[Records from a dataset]
%%

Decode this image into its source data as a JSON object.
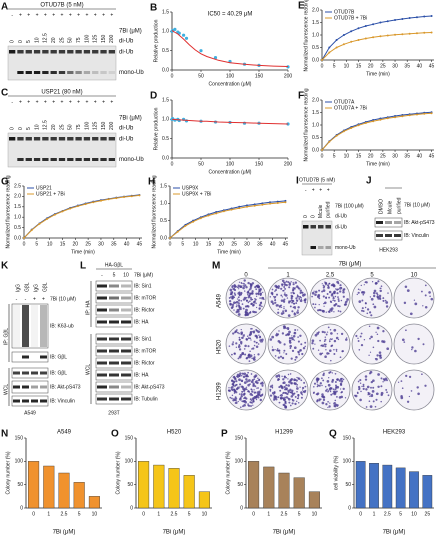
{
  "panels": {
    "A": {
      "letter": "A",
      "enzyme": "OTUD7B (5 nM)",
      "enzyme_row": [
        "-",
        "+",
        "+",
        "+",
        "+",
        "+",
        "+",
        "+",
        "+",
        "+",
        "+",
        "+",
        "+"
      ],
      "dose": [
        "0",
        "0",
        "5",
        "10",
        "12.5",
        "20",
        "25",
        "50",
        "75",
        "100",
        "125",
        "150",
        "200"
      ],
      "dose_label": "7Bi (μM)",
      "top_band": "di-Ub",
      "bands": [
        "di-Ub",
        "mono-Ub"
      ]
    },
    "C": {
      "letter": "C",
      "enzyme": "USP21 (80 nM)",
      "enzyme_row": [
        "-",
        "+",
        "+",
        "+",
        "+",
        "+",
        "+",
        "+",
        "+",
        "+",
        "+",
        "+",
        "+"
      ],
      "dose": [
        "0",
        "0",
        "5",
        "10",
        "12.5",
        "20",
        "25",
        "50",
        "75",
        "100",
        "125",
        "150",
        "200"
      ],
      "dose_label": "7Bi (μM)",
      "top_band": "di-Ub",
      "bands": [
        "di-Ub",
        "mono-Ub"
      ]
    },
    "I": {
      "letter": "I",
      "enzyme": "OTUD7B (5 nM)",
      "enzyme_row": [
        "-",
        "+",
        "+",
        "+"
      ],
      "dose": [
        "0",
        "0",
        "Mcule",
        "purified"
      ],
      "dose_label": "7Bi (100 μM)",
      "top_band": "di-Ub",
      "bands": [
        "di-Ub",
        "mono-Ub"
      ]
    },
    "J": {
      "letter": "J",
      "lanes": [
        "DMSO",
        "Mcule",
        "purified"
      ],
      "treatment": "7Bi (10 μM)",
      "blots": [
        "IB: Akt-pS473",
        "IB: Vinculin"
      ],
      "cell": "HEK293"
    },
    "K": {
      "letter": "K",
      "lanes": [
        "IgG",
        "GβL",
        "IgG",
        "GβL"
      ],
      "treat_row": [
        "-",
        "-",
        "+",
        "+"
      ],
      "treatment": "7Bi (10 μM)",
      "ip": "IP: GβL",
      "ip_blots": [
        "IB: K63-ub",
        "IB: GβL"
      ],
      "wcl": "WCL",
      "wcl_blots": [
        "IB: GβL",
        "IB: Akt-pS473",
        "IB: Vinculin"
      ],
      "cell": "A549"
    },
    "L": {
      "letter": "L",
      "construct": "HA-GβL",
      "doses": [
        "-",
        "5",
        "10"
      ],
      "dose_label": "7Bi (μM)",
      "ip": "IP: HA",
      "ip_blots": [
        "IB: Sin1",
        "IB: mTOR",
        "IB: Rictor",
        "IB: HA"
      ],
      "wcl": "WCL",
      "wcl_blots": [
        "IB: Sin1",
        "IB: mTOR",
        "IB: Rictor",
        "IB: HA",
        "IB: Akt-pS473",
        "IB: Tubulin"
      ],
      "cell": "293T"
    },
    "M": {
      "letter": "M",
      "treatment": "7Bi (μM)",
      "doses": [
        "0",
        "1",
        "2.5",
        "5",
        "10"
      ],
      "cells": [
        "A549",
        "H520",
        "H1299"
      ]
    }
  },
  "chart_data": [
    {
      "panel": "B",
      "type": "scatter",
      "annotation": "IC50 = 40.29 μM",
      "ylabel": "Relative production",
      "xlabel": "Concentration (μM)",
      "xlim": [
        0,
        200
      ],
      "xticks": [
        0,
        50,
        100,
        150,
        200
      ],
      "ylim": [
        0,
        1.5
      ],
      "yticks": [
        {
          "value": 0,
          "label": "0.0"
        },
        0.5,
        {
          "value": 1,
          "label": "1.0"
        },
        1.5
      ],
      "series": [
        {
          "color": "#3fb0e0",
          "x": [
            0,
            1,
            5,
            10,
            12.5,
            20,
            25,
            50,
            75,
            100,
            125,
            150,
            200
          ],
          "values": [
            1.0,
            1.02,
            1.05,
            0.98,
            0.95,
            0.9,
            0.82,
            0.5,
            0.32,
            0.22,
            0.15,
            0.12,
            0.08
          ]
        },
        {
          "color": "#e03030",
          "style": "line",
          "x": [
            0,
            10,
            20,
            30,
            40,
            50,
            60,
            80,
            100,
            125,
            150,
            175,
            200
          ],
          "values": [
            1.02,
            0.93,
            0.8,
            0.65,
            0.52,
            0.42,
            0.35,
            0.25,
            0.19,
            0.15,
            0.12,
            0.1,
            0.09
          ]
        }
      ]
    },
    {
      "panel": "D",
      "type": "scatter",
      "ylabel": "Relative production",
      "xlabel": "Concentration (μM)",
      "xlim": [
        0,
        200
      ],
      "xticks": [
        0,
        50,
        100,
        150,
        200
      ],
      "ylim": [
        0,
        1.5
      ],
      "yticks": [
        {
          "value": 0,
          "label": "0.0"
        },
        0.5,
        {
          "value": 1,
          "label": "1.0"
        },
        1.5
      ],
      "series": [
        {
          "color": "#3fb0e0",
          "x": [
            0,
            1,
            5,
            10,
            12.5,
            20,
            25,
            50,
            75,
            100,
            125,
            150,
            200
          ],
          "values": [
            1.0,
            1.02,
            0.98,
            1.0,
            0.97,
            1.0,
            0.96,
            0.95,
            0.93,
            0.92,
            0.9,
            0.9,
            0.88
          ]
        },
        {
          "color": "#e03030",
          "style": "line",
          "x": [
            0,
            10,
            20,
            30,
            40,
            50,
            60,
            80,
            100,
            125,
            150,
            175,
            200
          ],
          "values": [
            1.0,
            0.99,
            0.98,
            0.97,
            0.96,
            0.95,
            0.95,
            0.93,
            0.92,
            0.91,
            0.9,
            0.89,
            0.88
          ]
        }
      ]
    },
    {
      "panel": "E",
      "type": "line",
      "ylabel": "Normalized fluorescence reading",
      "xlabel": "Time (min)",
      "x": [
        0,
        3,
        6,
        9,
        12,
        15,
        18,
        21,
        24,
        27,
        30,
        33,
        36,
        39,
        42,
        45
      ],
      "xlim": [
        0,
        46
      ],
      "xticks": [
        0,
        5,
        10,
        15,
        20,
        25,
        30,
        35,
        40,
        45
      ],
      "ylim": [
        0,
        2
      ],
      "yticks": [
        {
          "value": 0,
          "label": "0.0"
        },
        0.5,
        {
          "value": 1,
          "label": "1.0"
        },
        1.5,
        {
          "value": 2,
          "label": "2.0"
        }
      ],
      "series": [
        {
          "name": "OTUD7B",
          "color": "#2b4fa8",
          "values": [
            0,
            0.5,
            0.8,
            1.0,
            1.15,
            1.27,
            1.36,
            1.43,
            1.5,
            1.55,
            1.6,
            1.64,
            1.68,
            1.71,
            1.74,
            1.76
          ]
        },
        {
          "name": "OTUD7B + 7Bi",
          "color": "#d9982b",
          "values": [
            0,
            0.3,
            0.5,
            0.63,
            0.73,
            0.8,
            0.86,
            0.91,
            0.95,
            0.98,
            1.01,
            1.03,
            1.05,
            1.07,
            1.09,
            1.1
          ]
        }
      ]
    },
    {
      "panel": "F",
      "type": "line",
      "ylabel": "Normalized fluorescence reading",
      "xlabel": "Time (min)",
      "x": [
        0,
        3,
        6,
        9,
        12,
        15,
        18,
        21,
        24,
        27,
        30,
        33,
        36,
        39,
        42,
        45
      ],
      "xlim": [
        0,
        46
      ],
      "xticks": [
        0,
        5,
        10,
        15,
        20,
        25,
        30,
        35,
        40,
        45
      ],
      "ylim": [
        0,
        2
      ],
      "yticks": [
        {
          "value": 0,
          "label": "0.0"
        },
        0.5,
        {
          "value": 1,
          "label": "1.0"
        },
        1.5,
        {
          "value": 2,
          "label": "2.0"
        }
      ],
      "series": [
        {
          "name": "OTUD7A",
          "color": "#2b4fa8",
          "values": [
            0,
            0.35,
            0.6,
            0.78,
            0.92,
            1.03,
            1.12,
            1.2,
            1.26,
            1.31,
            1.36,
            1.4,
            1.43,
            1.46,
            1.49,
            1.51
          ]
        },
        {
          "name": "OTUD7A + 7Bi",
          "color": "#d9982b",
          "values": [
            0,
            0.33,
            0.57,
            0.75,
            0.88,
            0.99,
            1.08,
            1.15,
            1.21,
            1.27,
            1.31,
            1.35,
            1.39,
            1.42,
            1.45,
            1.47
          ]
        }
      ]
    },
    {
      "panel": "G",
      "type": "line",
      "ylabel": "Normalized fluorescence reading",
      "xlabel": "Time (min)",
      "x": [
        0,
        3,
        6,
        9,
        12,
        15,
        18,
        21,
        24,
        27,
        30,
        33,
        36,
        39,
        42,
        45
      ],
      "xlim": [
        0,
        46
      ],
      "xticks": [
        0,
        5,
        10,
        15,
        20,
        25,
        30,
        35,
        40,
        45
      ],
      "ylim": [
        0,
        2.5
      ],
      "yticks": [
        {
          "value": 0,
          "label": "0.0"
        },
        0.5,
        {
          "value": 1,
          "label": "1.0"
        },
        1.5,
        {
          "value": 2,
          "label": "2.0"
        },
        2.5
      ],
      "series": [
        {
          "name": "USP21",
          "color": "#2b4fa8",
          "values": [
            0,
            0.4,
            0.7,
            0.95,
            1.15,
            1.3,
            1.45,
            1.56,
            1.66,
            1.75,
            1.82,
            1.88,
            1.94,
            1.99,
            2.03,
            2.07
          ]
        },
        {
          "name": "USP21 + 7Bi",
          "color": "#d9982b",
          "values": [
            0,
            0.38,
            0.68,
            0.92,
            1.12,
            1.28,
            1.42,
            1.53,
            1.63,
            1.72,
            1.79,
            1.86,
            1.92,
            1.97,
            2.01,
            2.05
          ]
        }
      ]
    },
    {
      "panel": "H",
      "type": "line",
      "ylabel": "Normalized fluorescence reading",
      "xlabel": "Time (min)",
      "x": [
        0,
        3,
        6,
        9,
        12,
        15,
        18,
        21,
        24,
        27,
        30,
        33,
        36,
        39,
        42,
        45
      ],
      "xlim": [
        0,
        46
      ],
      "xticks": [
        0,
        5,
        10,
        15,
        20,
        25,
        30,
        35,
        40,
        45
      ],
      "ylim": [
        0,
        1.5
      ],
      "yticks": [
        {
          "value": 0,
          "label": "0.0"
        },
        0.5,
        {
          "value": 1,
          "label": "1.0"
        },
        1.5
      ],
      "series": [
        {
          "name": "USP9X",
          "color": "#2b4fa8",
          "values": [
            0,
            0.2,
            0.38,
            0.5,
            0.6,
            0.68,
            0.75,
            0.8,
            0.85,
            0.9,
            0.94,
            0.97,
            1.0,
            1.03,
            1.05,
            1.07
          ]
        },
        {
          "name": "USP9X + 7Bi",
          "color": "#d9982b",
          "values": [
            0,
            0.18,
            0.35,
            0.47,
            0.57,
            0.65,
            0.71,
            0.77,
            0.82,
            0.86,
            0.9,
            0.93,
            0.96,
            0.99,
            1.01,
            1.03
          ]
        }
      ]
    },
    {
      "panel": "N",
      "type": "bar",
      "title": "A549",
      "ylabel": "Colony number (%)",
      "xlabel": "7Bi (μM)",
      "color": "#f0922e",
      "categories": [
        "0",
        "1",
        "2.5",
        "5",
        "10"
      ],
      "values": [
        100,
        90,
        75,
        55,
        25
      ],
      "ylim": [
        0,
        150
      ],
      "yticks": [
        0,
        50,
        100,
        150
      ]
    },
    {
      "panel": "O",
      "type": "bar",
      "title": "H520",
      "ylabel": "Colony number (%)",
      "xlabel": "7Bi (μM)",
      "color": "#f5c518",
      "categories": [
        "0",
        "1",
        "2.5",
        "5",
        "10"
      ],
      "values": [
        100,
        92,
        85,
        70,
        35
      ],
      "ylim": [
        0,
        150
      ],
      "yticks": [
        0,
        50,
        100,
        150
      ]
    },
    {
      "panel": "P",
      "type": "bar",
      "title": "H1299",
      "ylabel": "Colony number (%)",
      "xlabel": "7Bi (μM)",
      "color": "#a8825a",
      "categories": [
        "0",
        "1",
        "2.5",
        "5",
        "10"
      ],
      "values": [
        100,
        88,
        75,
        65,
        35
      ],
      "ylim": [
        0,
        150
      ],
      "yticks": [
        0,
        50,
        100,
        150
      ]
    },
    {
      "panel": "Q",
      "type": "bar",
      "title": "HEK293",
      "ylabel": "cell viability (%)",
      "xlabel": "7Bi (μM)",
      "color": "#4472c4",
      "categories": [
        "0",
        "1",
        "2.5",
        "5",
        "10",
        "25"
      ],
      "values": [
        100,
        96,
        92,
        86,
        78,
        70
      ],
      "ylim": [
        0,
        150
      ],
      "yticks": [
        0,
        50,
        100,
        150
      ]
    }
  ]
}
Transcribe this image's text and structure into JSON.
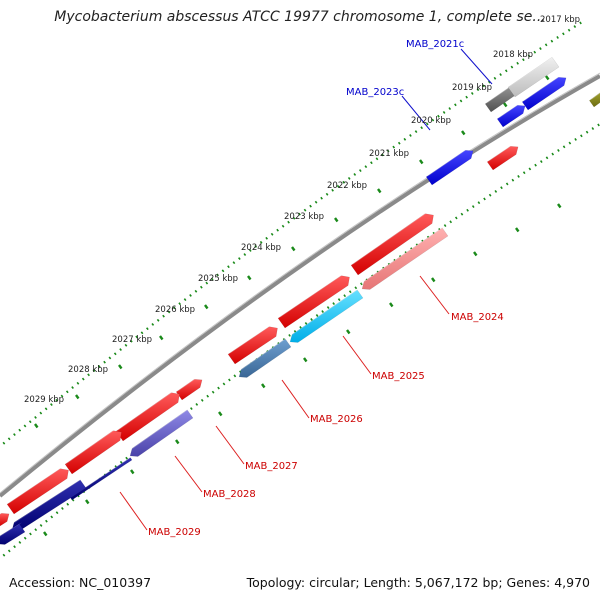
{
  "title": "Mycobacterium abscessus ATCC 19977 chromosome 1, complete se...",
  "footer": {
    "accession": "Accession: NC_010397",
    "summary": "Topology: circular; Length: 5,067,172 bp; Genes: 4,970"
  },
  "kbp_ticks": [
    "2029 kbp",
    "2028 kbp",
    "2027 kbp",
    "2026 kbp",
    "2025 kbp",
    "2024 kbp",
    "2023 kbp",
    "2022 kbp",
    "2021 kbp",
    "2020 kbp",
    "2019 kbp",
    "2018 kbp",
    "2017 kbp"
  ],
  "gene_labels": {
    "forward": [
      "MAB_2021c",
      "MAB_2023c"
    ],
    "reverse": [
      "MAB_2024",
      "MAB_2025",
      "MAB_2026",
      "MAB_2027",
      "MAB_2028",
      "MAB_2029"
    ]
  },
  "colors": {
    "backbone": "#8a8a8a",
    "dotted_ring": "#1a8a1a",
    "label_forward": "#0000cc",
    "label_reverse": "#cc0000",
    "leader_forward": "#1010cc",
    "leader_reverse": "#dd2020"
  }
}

%%

If a line in the records above holds the string "name", copy it.

          "name": "OTUD7B",
          "name": "OTUD7B + 7Bi",
          "name": "OTUD7A",
          "name": "OTUD7A + 7Bi",
          "name": "USP21",
          "name": "USP21 + 7Bi",
          "name": "USP9X",
          "name": "USP9X + 7Bi",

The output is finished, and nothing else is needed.